Copy out the listing that follows, exact in every word, and skip the images.
##### Stored records
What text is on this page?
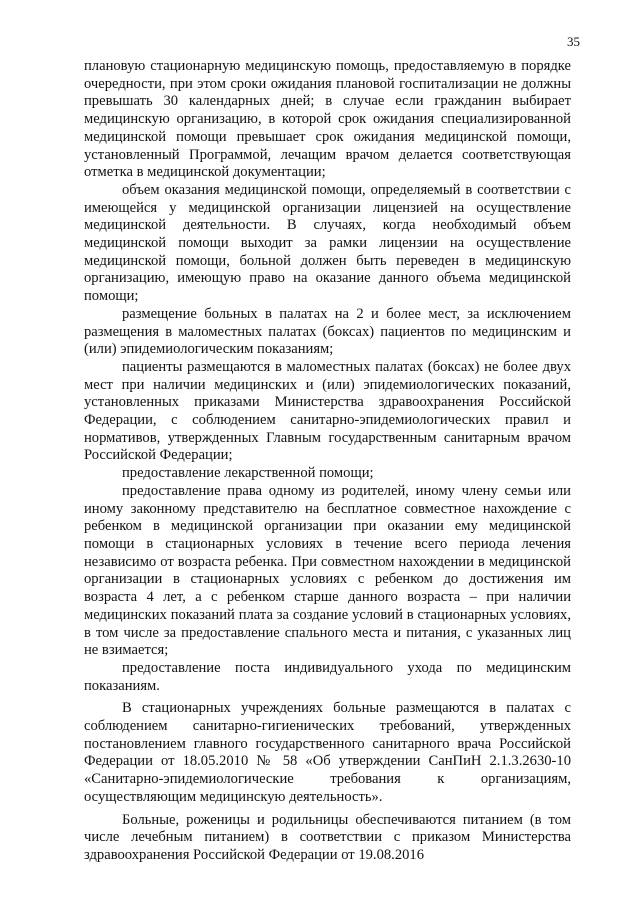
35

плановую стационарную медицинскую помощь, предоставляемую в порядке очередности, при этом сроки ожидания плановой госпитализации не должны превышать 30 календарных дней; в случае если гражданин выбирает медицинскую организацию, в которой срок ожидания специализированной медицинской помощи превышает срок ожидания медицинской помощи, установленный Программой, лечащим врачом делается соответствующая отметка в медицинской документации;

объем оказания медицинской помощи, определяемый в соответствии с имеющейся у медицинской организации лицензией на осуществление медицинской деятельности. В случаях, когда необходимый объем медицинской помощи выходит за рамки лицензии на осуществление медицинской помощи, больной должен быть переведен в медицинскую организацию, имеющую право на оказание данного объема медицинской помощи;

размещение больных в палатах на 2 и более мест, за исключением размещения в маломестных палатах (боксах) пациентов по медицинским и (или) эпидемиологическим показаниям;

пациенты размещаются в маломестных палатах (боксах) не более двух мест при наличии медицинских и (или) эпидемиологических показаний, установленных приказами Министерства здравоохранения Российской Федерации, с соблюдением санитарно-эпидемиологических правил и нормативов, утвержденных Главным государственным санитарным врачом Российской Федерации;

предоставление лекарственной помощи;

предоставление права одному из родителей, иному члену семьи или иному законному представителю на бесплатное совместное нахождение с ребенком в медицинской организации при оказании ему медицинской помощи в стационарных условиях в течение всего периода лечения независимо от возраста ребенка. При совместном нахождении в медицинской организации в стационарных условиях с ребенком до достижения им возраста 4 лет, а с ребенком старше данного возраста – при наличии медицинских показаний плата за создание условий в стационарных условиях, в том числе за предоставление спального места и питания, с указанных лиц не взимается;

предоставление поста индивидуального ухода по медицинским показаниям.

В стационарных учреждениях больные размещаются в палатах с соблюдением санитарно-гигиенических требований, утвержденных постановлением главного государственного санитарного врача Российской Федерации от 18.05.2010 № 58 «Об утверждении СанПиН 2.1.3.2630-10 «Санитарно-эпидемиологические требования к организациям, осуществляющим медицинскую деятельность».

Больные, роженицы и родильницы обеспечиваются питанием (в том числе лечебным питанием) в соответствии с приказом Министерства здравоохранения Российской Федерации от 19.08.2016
##########
Answer for this exercise:
What text is on this page?
35

плановую стационарную медицинскую помощь, предоставляемую в порядке очередности, при этом сроки ожидания плановой госпитализации не должны превышать 30 календарных дней; в случае если гражданин выбирает медицинскую организацию, в которой срок ожидания специализированной медицинской помощи превышает срок ожидания медицинской помощи, установленный Программой, лечащим врачом делается соответствующая отметка в медицинской документации;

объем оказания медицинской помощи, определяемый в соответствии с имеющейся у медицинской организации лицензией на осуществление медицинской деятельности. В случаях, когда необходимый объем медицинской помощи выходит за рамки лицензии на осуществление медицинской помощи, больной должен быть переведен в медицинскую организацию, имеющую право на оказание данного объема медицинской помощи;

размещение больных в палатах на 2 и более мест, за исключением размещения в маломестных палатах (боксах) пациентов по медицинским и (или) эпидемиологическим показаниям;

пациенты размещаются в маломестных палатах (боксах) не более двух мест при наличии медицинских и (или) эпидемиологических показаний, установленных приказами Министерства здравоохранения Российской Федерации, с соблюдением санитарно-эпидемиологических правил и нормативов, утвержденных Главным государственным санитарным врачом Российской Федерации;

предоставление лекарственной помощи;

предоставление права одному из родителей, иному члену семьи или иному законному представителю на бесплатное совместное нахождение с ребенком в медицинской организации при оказании ему медицинской помощи в стационарных условиях в течение всего периода лечения независимо от возраста ребенка. При совместном нахождении в медицинской организации в стационарных условиях с ребенком до достижения им возраста 4 лет, а с ребенком старше данного возраста – при наличии медицинских показаний плата за создание условий в стационарных условиях, в том числе за предоставление спального места и питания, с указанных лиц не взимается;

предоставление поста индивидуального ухода по медицинским показаниям.

В стационарных учреждениях больные размещаются в палатах с соблюдением санитарно-гигиенических требований, утвержденных постановлением главного государственного санитарного врача Российской Федерации от 18.05.2010 № 58 «Об утверждении СанПиН 2.1.3.2630-10 «Санитарно-эпидемиологические требования к организациям, осуществляющим медицинскую деятельность».

Больные, роженицы и родильницы обеспечиваются питанием (в том числе лечебным питанием) в соответствии с приказом Министерства здравоохранения Российской Федерации от 19.08.2016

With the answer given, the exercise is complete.